EXERCISE REQUIREMENTS »
In the records that follow, locate every line with "title" and extract it.

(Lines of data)
* START *

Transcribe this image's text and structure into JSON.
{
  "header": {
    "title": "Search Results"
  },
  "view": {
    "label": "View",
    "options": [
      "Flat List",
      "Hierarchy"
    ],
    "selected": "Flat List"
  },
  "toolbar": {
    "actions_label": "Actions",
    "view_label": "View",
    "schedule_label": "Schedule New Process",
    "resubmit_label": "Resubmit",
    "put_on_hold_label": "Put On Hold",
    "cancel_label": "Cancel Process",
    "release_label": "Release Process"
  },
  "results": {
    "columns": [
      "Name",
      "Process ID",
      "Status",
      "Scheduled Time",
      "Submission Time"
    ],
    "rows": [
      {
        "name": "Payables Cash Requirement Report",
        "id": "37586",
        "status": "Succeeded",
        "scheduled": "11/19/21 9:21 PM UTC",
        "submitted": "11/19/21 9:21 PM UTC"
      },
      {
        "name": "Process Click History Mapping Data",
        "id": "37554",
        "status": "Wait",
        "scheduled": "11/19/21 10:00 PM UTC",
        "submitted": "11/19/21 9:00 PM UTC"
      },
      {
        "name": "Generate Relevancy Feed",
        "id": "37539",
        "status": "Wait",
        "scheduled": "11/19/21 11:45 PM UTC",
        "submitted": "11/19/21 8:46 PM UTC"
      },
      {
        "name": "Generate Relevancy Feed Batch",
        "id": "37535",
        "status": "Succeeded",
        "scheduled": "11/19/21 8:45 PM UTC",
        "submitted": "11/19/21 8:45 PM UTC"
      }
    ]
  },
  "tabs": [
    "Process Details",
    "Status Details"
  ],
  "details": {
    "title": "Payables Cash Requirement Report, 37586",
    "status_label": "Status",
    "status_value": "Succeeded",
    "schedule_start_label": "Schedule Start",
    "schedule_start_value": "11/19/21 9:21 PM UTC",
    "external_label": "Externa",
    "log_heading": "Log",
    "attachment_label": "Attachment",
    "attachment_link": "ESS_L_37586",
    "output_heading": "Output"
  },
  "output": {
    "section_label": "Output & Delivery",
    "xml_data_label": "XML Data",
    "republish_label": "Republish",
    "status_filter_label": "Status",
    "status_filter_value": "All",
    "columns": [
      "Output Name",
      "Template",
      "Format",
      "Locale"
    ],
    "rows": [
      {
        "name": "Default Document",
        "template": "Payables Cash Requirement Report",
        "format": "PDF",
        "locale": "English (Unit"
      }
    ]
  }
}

* END *

WORKED SOLUTION »
    "title": "Search Results"
    "title": "Payables Cash Requirement Report, 37586",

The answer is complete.